→ **What you should do**
Please retype the rows between the lines holding "share-screen-button[interactable] bbox=[742, 852, 772, 873]" and "user-visibility-icon bbox=[1432, 731, 1447, 745]", inclusive, and keep each one identical to the original.

→ **Input rows**
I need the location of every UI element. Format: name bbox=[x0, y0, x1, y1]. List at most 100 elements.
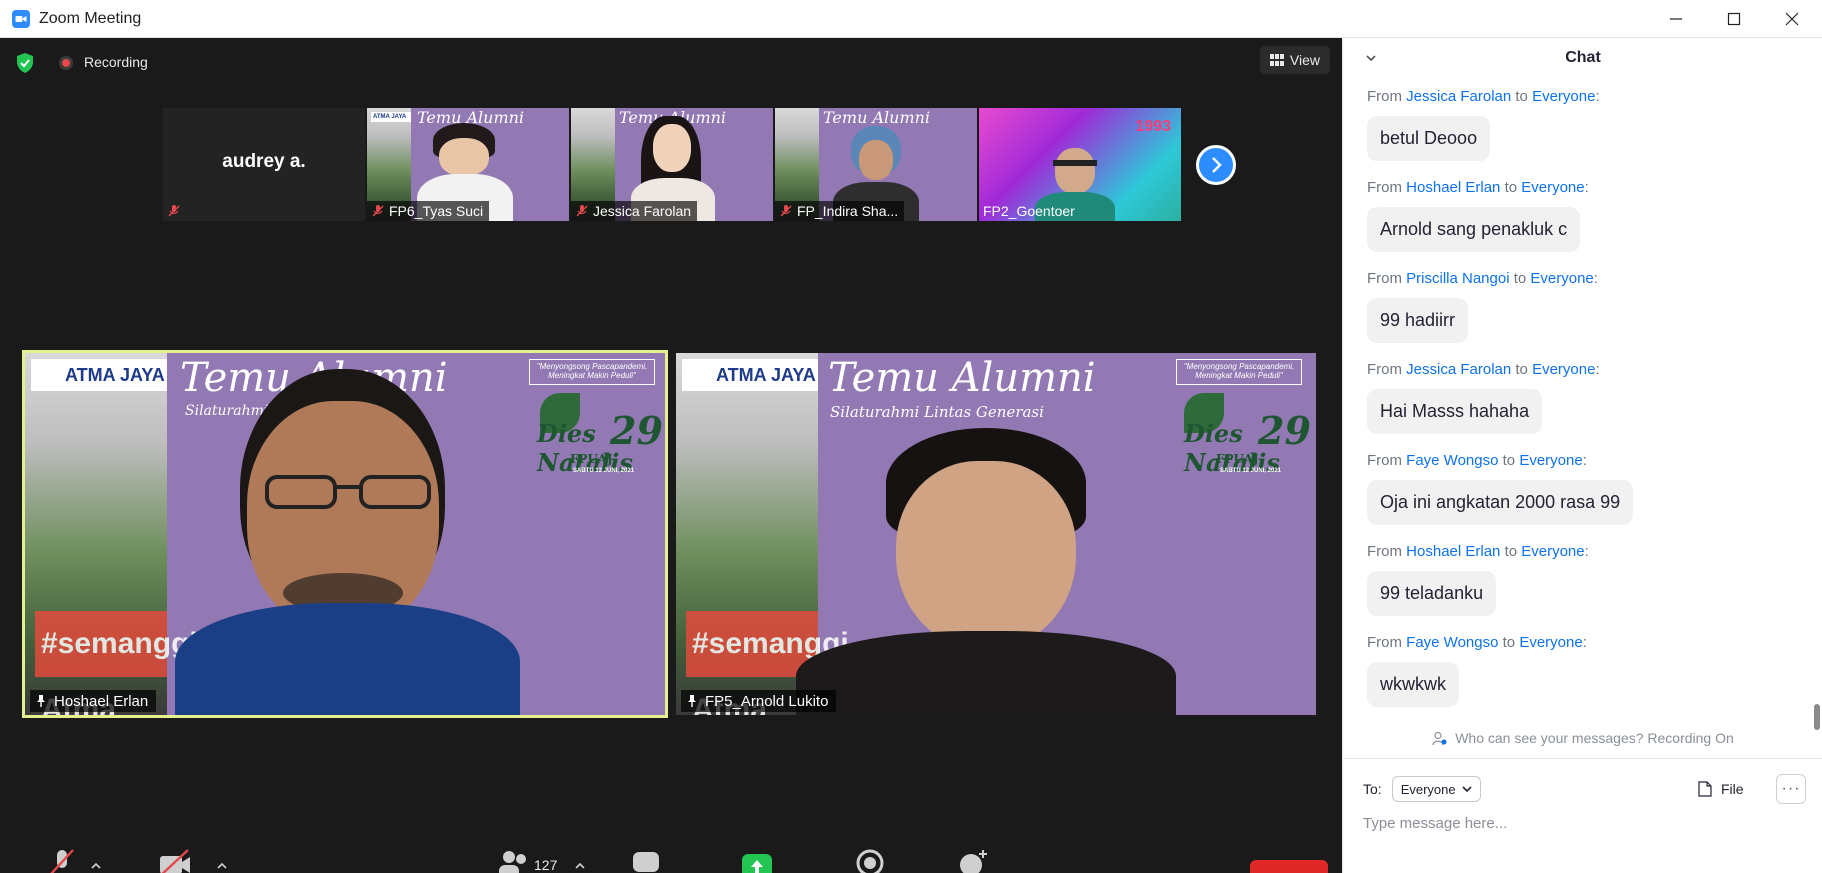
share-screen-button[interactable] bbox=[742, 852, 772, 873]
next-page-button[interactable] bbox=[1196, 145, 1236, 185]
close-icon bbox=[1785, 12, 1799, 26]
chat-message: From Hoshael Erlan to Everyone: Arnold s… bbox=[1367, 177, 1787, 268]
chat-message: From Faye Wongso to Everyone: Oja ini an… bbox=[1367, 450, 1787, 541]
mute-button[interactable] bbox=[48, 848, 76, 873]
chat-button[interactable] bbox=[632, 848, 660, 873]
sender-name[interactable]: Priscilla Nangoi bbox=[1406, 270, 1509, 287]
participant-tile[interactable]: Temu Alumni FP_Indira Sha... bbox=[775, 108, 977, 221]
participant-face bbox=[896, 461, 1076, 651]
close-button[interactable] bbox=[1763, 0, 1821, 38]
recipient-name[interactable]: Everyone bbox=[1519, 452, 1582, 469]
recipient-name[interactable]: Everyone bbox=[1519, 634, 1582, 651]
zoom-camera-icon bbox=[12, 9, 30, 28]
headset-icon bbox=[1053, 160, 1097, 166]
banner-motto: "Menyongsong Pascapandemi, Meningkat Mak… bbox=[529, 359, 655, 385]
participant-label bbox=[163, 201, 187, 221]
main-video-tile[interactable]: #semanggi Atma ATMA JAYA Temu Alumni Sil… bbox=[22, 350, 668, 718]
maximize-button[interactable] bbox=[1705, 0, 1763, 38]
participant-body bbox=[175, 603, 520, 715]
message-bubble: betul Deooo bbox=[1367, 116, 1491, 161]
stop-video-button[interactable] bbox=[158, 848, 192, 873]
banner-subtitle: Silaturahmi Lintas Generasi bbox=[830, 403, 1044, 421]
user-visibility-icon bbox=[1432, 731, 1447, 745]
participant-tile[interactable]: ATMA JAYA Temu Alumni FP6_Tyas Suci bbox=[367, 108, 569, 221]
more-options-button[interactable]: ··· bbox=[1776, 774, 1806, 804]
participants-options-chevron-icon[interactable] bbox=[574, 860, 586, 870]
recipient-name[interactable]: Everyone bbox=[1530, 270, 1593, 287]
maximize-icon bbox=[1727, 12, 1741, 26]
participant-label: Jessica Farolan bbox=[571, 201, 698, 221]
participant-label: FP2_Goentoer bbox=[979, 201, 1081, 221]
minimize-icon bbox=[1670, 18, 1682, 20]
participants-count: 127 bbox=[534, 857, 558, 873]
participant-name: Jessica Farolan bbox=[593, 203, 692, 219]
event-date: SABTU 12 JUNI, 2021 bbox=[573, 468, 635, 474]
message-header: From Faye Wongso to Everyone: bbox=[1367, 634, 1587, 651]
recipient-name[interactable]: Everyone bbox=[1521, 543, 1584, 560]
recipient-row: To: Everyone bbox=[1363, 776, 1481, 802]
glasses-icon bbox=[255, 475, 445, 509]
recipient-dropdown[interactable]: Everyone bbox=[1391, 776, 1481, 802]
sender-name[interactable]: Jessica Farolan bbox=[1406, 361, 1511, 378]
participant-face bbox=[859, 140, 893, 180]
brand-logo: ATMA JAYA bbox=[682, 359, 818, 391]
mic-muted-icon bbox=[576, 205, 588, 217]
file-button[interactable]: File bbox=[1698, 775, 1744, 803]
message-header: From Priscilla Nangoi to Everyone: bbox=[1367, 270, 1598, 287]
chevron-down-icon bbox=[1462, 786, 1472, 793]
sender-name[interactable]: Hoshael Erlan bbox=[1406, 543, 1500, 560]
security-shield-icon[interactable] bbox=[15, 52, 35, 74]
dies-org: FPUAJ bbox=[570, 452, 613, 466]
chat-message: From Jessica Farolan to Everyone: Hai Ma… bbox=[1367, 359, 1787, 450]
chat-scrollbar[interactable] bbox=[1814, 90, 1820, 730]
recipient-name[interactable]: Everyone bbox=[1532, 88, 1595, 105]
sender-name[interactable]: Jessica Farolan bbox=[1406, 88, 1511, 105]
message-bubble: Hai Masss hahaha bbox=[1367, 389, 1543, 434]
message-bubble: Arnold sang penakluk c bbox=[1367, 207, 1581, 252]
brand-logo: ATMA JAYA bbox=[31, 359, 167, 391]
end-meeting-button[interactable] bbox=[1250, 860, 1328, 873]
record-button[interactable] bbox=[855, 848, 885, 873]
file-icon bbox=[1698, 781, 1712, 797]
main-video-tile[interactable]: #semanggi Atma ATMA JAYA Temu Alumni Sil… bbox=[676, 353, 1316, 715]
recording-indicator-icon bbox=[59, 56, 73, 70]
audio-options-chevron-icon[interactable] bbox=[90, 860, 102, 870]
privacy-notice[interactable]: Who can see your messages? Recording On bbox=[1343, 726, 1822, 750]
chat-message-input[interactable] bbox=[1363, 811, 1793, 835]
video-options-chevron-icon[interactable] bbox=[216, 860, 228, 870]
dies-number: 29 bbox=[610, 408, 663, 453]
to-label: To: bbox=[1363, 781, 1382, 797]
participant-label: FP5_Arnold Lukito bbox=[681, 690, 837, 712]
chat-message-list: From Jessica Farolan to Everyone: betul … bbox=[1367, 86, 1787, 723]
view-button[interactable]: View bbox=[1259, 46, 1330, 74]
participants-button[interactable] bbox=[498, 848, 530, 873]
pin-icon bbox=[37, 695, 45, 707]
recipient-name[interactable]: Everyone bbox=[1532, 361, 1595, 378]
participant-tile[interactable]: Temu Alumni Jessica Farolan bbox=[571, 108, 773, 221]
participant-name: FP2_Goentoer bbox=[983, 203, 1075, 219]
message-header: From Jessica Farolan to Everyone: bbox=[1367, 361, 1600, 378]
chat-title: Chat bbox=[1565, 49, 1601, 66]
meeting-area: Recording View audrey a. ATMA JAYA Temu … bbox=[0, 38, 1342, 873]
sender-name[interactable]: Faye Wongso bbox=[1406, 452, 1498, 469]
sender-name[interactable]: Faye Wongso bbox=[1406, 634, 1498, 651]
recipient-name[interactable]: Everyone bbox=[1521, 179, 1584, 196]
dies-number: 29 bbox=[1258, 408, 1311, 453]
reactions-button[interactable] bbox=[957, 848, 989, 873]
sender-name[interactable]: Hoshael Erlan bbox=[1406, 179, 1500, 196]
participant-tile[interactable]: 1993 FP2_Goentoer bbox=[979, 108, 1181, 221]
dies-org: FPUAJ bbox=[1216, 452, 1259, 466]
participant-placeholder-name: audrey a. bbox=[222, 151, 306, 172]
participant-name: Hoshael Erlan bbox=[54, 692, 149, 710]
chevron-right-icon bbox=[1212, 157, 1222, 173]
year-badge: 1993 bbox=[1135, 118, 1171, 135]
minimize-button[interactable] bbox=[1647, 0, 1705, 38]
recipient-value: Everyone bbox=[1400, 781, 1456, 797]
mic-muted-icon bbox=[372, 205, 384, 217]
message-bubble: 99 hadiirr bbox=[1367, 298, 1469, 343]
banner-title: Temu Alumni bbox=[828, 355, 1096, 401]
privacy-notice-text: Who can see your messages? Recording On bbox=[1455, 730, 1734, 746]
participant-body bbox=[796, 631, 1176, 715]
participant-tile[interactable]: audrey a. bbox=[163, 108, 365, 221]
grid-view-icon bbox=[1269, 54, 1284, 66]
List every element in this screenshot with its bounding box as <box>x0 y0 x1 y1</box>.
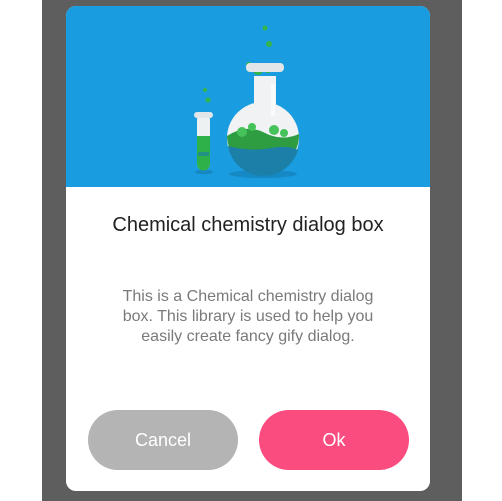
chemistry-flask-icon <box>194 25 300 178</box>
dialog-title: Chemical chemistry dialog box <box>112 214 384 236</box>
bubble-icon <box>266 41 272 47</box>
dialog-message: This is a Chemical chemistry dialog box.… <box>122 288 374 345</box>
cancel-button[interactable]: Cancel <box>88 410 238 470</box>
bubble-icon <box>262 25 268 31</box>
bubble-icon <box>203 88 207 92</box>
bubble-icon <box>205 97 211 103</box>
dialog: Chemical chemistry dialog box This is a … <box>66 6 430 491</box>
ok-button[interactable]: Ok <box>259 410 409 470</box>
dialog-header-image <box>66 6 430 187</box>
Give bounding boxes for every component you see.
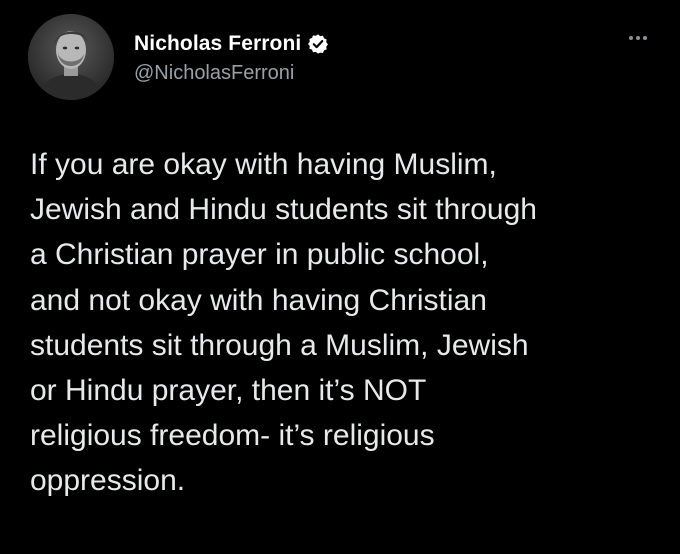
tweet-text-line: religious freedom- it’s religious bbox=[30, 419, 435, 453]
tweet-text-line: or Hindu prayer, then it’s NOT bbox=[30, 374, 427, 408]
display-name[interactable]: Nicholas Ferroni bbox=[134, 32, 301, 56]
author-block: Nicholas Ferroni @NicholasFerroni bbox=[134, 31, 329, 85]
dot bbox=[636, 36, 640, 40]
tweet-text: If you are okay with having Muslim, Jewi… bbox=[30, 142, 660, 504]
avatar-photo bbox=[28, 14, 114, 100]
more-options-icon[interactable] bbox=[622, 28, 654, 48]
verified-badge-icon bbox=[307, 33, 329, 55]
tweet-text-line: and not okay with having Christian bbox=[30, 283, 487, 317]
tweet-text-line: a Christian prayer in public school, bbox=[30, 238, 489, 272]
user-handle[interactable]: @NicholasFerroni bbox=[134, 62, 329, 85]
tweet-text-line: oppression. bbox=[30, 464, 186, 498]
dot bbox=[629, 36, 633, 40]
tweet-card: Nicholas Ferroni @NicholasFerroni If you… bbox=[0, 0, 680, 554]
tweet-text-line: Jewish and Hindu students sit through bbox=[30, 193, 537, 227]
tweet-text-line: If you are okay with having Muslim, bbox=[30, 148, 497, 181]
tweet-text-line: students sit through a Muslim, Jewish bbox=[30, 328, 529, 362]
dot bbox=[643, 36, 647, 40]
name-row: Nicholas Ferroni bbox=[134, 31, 329, 57]
avatar[interactable] bbox=[28, 14, 114, 100]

→ **Result of this task**
share-screen-button[interactable] bbox=[742, 852, 772, 873]
next-page-button[interactable] bbox=[1196, 145, 1236, 185]
close-icon bbox=[1785, 12, 1799, 26]
chat-message: From Hoshael Erlan to Everyone: Arnold s… bbox=[1367, 177, 1787, 268]
chat-message: From Faye Wongso to Everyone: Oja ini an… bbox=[1367, 450, 1787, 541]
mute-button[interactable] bbox=[48, 848, 76, 873]
chat-button[interactable] bbox=[632, 848, 660, 873]
sender-name[interactable]: Priscilla Nangoi bbox=[1406, 270, 1509, 287]
participant-tile[interactable]: Temu Alumni FP_Indira Sha... bbox=[775, 108, 977, 221]
participant-face bbox=[896, 461, 1076, 651]
close-button[interactable] bbox=[1763, 0, 1821, 38]
recipient-name[interactable]: Everyone bbox=[1519, 452, 1582, 469]
recipient-name[interactable]: Everyone bbox=[1519, 634, 1582, 651]
zoom-camera-icon bbox=[12, 9, 30, 28]
headset-icon bbox=[1053, 160, 1097, 166]
banner-motto: "Menyongsong Pascapandemi, Meningkat Mak… bbox=[529, 359, 655, 385]
participant-label bbox=[163, 201, 187, 221]
main-video-tile[interactable]: #semanggi Atma ATMA JAYA Temu Alumni Sil… bbox=[22, 350, 668, 718]
maximize-button[interactable] bbox=[1705, 0, 1763, 38]
participant-body bbox=[175, 603, 520, 715]
message-bubble: betul Deooo bbox=[1367, 116, 1491, 161]
stop-video-button[interactable] bbox=[158, 848, 192, 873]
banner-subtitle: Silaturahmi Lintas Generasi bbox=[830, 403, 1044, 421]
user-visibility-icon bbox=[1432, 731, 1447, 745]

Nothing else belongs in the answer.